## PAGE EXTRACT

Re: New technique for pushing video data faster
That totally works.
I've been ignoring my NMI interrupts in favor of using IRQ for everything as I have more control over where, when and how it will run. For example, I have my IRQ set to trigger so that I can turn off rendering for a thin slice at the bottom of the TV, giving myself more vblank-time to do video updates, and eliminating scrolling artifacts as well.
The way I solved this particular stack issue was simply by leaving 3 bytes on the stack for the NMI to overwrite without corrupting my video data. Works like a charm.
I've been ignoring my NMI interrupts in favor of using IRQ for everything as I have more control over where, when and how it will run. For example, I have my IRQ set to trigger so that I can turn off rendering for a thin slice at the bottom of the TV, giving myself more vblank-time to do video updates, and eliminating scrolling artifacts as well.
The way I solved this particular stack issue was simply by leaving 3 bytes on the stack for the NMI to overwrite without corrupting my video data. Works like a charm.

## WHAT THE TASK REQUIRES
Resume the forum post on pushing video data faster, picking up right after its last sentence.

## RECORDS PROVIDED
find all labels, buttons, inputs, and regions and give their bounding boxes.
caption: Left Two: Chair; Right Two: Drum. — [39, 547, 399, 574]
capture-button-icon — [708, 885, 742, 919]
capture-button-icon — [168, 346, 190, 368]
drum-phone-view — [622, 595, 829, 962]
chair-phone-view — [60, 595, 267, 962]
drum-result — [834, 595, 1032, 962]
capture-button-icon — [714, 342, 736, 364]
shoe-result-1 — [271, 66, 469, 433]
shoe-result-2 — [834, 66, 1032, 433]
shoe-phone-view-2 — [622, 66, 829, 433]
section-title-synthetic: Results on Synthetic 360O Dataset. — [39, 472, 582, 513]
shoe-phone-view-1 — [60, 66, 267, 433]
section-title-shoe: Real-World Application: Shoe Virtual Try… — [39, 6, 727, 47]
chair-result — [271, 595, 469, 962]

## OUTPUT
Re: New technique for pushing video data faster
Popslide works similarly, reserving POPSLIDE_SLACK bytes (default 8) for the NMI handler. This means the buffer starts at $0108 and can handle the interrupt frame (return address and processor status), all three registers, and even one JSR. (I tend to use fairly simple NMI handlers that only do PPU things and increment a timer, leaving things like sound for the main thread.)
Re: New technique for pushing video data faster
Be careful with turning rendering off mid-screen. Depending on when rendering is turned off, it may cause 2 sprite tiles to disappear the next time rendering starts again, even if OAM DMA is performed in between. Mesen can emulate this somewhat with the optional "Enable PPU OAM row corruption emulation" feature, but you'll want to test on real hardware (and test multiple times, power cycling the console between tests).Drakim wrote: ↑Fri Sep 29, 2023 3:25 pm I've been ignoring my NMI interrupts in favor of using IRQ for everything as I have more control over where, when and how it will run. For example, I have my IRQ set to trigger so that I can turn off rendering for a thin slice at the bottom of the TV, giving myself more vblank-time to do video updates, and eliminating scrolling artifacts as well.
Regarding popslide, leaving space for the interrupt is definitely the way to go, but you also want to be careful in case your buffer is something intended to persist, such as an attributes buffer. Most transfer buffers are temporary and it's OK if the stack frame ends up clobbering data you've already sent to the PPU, but for buffers with persistent data, it's a problem.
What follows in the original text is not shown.